- [Task]: Locate all lines in the data below that hold "message" and show them.

[begin Task inputs]

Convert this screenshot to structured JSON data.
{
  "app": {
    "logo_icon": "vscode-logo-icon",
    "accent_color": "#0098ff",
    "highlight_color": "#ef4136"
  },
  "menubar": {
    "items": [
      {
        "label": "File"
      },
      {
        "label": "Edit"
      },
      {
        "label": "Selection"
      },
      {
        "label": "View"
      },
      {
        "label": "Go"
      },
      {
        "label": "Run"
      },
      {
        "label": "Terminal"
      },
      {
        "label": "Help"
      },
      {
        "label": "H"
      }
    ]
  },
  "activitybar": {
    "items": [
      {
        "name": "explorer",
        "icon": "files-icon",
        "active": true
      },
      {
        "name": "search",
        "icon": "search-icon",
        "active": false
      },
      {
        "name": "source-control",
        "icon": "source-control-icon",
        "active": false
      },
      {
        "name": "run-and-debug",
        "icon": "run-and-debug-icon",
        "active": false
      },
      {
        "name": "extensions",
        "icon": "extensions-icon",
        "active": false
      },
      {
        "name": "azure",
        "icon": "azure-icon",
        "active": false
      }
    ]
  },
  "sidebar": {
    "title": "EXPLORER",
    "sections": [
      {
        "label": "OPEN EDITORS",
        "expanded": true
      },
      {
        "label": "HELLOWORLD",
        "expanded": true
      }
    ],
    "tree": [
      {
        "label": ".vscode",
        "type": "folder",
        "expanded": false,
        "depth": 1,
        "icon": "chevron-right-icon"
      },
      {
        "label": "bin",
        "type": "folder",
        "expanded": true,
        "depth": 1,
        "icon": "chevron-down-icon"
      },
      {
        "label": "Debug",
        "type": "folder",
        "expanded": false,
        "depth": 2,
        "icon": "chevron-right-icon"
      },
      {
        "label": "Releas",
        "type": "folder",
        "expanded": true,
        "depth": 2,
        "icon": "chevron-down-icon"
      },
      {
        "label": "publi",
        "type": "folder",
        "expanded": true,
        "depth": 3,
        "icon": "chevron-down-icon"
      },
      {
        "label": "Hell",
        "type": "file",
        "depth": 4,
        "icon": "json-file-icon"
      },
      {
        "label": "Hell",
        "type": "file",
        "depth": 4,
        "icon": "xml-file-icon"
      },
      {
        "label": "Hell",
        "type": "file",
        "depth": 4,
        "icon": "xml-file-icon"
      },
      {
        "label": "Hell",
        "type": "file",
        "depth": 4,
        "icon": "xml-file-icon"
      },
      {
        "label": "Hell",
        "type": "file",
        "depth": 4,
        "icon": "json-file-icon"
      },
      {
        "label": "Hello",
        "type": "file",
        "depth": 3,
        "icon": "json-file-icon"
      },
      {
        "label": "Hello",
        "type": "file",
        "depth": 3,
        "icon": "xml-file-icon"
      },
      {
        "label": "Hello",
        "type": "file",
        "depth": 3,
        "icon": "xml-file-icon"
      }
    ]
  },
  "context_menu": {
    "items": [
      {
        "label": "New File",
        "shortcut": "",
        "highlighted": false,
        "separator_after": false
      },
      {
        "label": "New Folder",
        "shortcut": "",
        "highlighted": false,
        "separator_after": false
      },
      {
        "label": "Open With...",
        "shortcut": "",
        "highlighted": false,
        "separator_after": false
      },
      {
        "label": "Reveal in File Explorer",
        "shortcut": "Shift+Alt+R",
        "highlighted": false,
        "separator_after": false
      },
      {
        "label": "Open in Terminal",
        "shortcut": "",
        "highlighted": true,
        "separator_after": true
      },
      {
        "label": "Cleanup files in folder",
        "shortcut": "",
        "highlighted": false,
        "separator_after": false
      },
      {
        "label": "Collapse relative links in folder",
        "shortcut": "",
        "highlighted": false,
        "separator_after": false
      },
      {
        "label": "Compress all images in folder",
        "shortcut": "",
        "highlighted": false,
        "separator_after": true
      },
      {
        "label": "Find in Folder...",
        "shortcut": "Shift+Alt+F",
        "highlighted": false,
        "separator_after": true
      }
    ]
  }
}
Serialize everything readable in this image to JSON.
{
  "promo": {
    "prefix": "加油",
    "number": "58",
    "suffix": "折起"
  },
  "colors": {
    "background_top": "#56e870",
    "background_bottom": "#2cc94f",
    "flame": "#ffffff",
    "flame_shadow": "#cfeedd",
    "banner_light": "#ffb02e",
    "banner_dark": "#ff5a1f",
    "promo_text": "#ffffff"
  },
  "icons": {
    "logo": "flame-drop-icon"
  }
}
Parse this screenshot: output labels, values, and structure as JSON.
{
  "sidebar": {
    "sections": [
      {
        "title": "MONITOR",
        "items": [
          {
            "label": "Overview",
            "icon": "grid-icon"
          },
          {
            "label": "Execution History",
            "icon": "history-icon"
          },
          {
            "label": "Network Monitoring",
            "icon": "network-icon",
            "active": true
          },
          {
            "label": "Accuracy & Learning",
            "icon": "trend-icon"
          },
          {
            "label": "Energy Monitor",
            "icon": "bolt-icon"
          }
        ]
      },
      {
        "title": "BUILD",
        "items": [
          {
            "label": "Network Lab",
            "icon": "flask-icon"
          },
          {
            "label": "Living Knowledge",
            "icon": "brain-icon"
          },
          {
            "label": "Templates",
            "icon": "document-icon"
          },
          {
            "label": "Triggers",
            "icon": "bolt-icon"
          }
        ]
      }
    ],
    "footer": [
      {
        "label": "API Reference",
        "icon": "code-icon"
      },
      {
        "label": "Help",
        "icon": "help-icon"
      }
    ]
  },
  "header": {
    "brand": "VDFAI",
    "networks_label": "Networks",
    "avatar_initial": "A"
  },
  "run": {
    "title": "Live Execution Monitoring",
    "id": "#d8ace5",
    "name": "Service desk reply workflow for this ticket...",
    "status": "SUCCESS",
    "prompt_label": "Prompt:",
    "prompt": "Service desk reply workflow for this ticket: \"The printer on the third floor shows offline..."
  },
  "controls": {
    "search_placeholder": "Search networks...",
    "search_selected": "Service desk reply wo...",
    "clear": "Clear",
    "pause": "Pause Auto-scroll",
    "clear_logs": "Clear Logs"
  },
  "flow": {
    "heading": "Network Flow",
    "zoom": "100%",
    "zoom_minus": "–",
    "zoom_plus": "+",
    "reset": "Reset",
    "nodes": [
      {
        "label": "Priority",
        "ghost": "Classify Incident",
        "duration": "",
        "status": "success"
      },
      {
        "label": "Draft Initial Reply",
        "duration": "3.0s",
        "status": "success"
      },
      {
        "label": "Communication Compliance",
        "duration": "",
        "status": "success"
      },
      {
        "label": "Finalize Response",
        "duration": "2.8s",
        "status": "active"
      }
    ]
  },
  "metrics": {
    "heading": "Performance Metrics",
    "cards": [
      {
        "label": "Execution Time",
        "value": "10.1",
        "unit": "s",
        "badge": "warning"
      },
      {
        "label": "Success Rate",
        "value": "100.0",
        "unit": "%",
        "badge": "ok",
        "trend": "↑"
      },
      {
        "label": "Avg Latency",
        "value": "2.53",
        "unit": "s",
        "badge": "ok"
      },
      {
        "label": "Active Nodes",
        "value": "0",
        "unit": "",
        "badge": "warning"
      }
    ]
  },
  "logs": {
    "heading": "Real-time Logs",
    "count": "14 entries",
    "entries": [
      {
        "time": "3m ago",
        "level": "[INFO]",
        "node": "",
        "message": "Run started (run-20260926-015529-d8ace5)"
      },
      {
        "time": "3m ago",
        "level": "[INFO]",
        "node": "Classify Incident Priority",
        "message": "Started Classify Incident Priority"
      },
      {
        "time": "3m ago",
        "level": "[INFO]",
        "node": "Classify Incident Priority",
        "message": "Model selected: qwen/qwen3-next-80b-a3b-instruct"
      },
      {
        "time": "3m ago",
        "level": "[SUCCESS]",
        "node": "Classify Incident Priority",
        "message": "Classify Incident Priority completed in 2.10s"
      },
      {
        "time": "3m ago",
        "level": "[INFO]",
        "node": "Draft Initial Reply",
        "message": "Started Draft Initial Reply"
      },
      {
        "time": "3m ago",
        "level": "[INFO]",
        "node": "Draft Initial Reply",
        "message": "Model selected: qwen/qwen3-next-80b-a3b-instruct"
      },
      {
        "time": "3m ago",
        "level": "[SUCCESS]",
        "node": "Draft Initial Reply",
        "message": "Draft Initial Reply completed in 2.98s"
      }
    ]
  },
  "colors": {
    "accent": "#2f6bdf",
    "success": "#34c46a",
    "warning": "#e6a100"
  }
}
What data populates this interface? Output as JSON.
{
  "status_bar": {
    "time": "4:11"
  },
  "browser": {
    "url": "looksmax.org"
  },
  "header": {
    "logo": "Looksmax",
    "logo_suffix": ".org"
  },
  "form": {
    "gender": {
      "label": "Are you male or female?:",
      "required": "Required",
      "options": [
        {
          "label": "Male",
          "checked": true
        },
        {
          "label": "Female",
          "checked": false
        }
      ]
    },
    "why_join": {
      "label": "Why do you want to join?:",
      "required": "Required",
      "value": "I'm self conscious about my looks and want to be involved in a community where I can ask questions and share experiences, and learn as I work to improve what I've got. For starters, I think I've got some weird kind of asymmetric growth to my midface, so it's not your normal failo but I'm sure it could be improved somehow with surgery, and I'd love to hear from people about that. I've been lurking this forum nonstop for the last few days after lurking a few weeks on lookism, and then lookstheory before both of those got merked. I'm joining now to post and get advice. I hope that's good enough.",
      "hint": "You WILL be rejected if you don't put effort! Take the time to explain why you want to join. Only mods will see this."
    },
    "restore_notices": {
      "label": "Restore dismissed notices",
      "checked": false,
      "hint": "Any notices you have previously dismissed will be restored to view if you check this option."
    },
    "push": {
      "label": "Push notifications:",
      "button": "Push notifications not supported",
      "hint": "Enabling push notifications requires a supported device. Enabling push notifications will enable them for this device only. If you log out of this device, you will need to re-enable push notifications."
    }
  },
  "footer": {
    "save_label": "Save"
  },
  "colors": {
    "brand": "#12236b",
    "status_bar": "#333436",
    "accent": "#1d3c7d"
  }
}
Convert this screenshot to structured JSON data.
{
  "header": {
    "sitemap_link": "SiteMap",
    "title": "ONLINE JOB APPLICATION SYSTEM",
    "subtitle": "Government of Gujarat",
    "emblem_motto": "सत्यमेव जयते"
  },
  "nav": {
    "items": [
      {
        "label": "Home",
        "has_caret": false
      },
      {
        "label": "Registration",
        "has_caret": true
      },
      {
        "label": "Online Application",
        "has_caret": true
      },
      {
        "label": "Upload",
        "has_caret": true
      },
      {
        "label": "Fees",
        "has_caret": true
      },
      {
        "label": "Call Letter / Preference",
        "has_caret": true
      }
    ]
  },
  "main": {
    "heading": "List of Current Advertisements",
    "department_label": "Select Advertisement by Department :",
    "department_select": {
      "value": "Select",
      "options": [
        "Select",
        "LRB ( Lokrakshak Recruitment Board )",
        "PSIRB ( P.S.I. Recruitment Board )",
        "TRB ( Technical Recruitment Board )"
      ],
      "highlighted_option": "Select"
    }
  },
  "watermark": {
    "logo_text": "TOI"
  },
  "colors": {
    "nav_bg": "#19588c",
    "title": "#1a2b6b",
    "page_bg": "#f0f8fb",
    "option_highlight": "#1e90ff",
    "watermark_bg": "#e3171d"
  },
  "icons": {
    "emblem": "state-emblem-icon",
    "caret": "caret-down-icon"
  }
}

[end Task inputs]

- [Full answer]:
        "message": "Run started (run-20260926-015529-d8ace5)"
        "message": "Started Classify Incident Priority"
        "message": "Model selected: qwen/qwen3-next-80b-a3b-instruct"
        "message": "Classify Incident Priority completed in 2.10s"
        "message": "Started Draft Initial Reply"
        "message": "Model selected: qwen/qwen3-next-80b-a3b-instruct"
        "message": "Draft Initial Reply completed in 2.98s"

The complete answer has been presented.